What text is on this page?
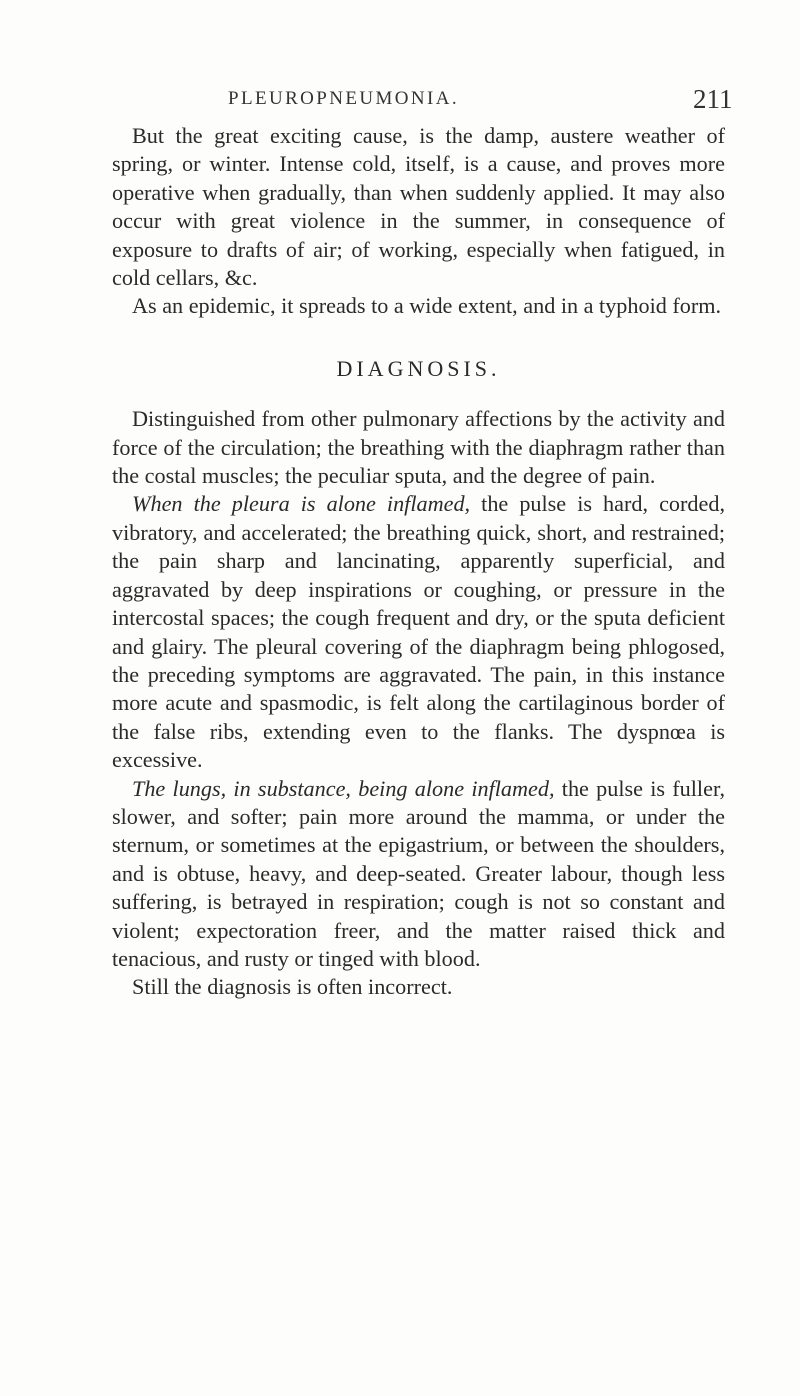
PLEUROPNEUMONIA.	211

But the great exciting cause, is the damp, austere weather of spring, or winter. Intense cold, itself, is a cause, and proves more operative when gradually, than when suddenly applied. It may also occur with great violence in the summer, in consequence of exposure to drafts of air; of working, especially when fatigued, in cold cellars, &c.

As an epidemic, it spreads to a wide extent, and in a typhoid form.

DIAGNOSIS.

Distinguished from other pulmonary affections by the activity and force of the circulation; the breathing with the diaphragm rather than the costal muscles; the peculiar sputa, and the degree of pain.

When the pleura is alone inflamed, the pulse is hard, corded, vibratory, and accelerated; the breathing quick, short, and restrained; the pain sharp and lancinating, apparently superficial, and aggravated by deep inspirations or coughing, or pressure in the intercostal spaces; the cough frequent and dry, or the sputa deficient and glairy. The pleural covering of the diaphragm being phlogosed, the preceding symptoms are aggravated. The pain, in this instance more acute and spasmodic, is felt along the cartilaginous border of the false ribs, extending even to the flanks. The dyspnœa is excessive.

The lungs, in substance, being alone inflamed, the pulse is fuller, slower, and softer; pain more around the mamma, or under the sternum, or sometimes at the epigastrium, or between the shoulders, and is obtuse, heavy, and deep-seated. Greater labour, though less suffering, is betrayed in respiration; cough is not so constant and violent; expectoration freer, and the matter raised thick and tenacious, and rusty or tinged with blood.

Still the diagnosis is often incorrect.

◇ ◇ ◇ ◇ ◇

**What is needed**
Make an exact copy of the listing above. Do not include the pictures.

**Output for this task**
What text is on this page?
PLEUROPNEUMONIA.	211

But the great exciting cause, is the damp, austere weather of spring, or winter. Intense cold, itself, is a cause, and proves more operative when gradually, than when suddenly applied. It may also occur with great violence in the summer, in consequence of exposure to drafts of air; of working, especially when fatigued, in cold cellars, &c.

As an epidemic, it spreads to a wide extent, and in a typhoid form.

DIAGNOSIS.

Distinguished from other pulmonary affections by the activity and force of the circulation; the breathing with the diaphragm rather than the costal muscles; the peculiar sputa, and the degree of pain.

When the pleura is alone inflamed, the pulse is hard, corded, vibratory, and accelerated; the breathing quick, short, and restrained; the pain sharp and lancinating, apparently superficial, and aggravated by deep inspirations or coughing, or pressure in the intercostal spaces; the cough frequent and dry, or the sputa deficient and glairy. The pleural covering of the diaphragm being phlogosed, the preceding symptoms are aggravated. The pain, in this instance more acute and spasmodic, is felt along the cartilaginous border of the false ribs, extending even to the flanks. The dyspnœa is excessive.

The lungs, in substance, being alone inflamed, the pulse is fuller, slower, and softer; pain more around the mamma, or under the sternum, or sometimes at the epigastrium, or between the shoulders, and is obtuse, heavy, and deep-seated. Greater labour, though less suffering, is betrayed in respiration; cough is not so constant and violent; expectoration freer, and the matter raised thick and tenacious, and rusty or tinged with blood.

Still the diagnosis is often incorrect.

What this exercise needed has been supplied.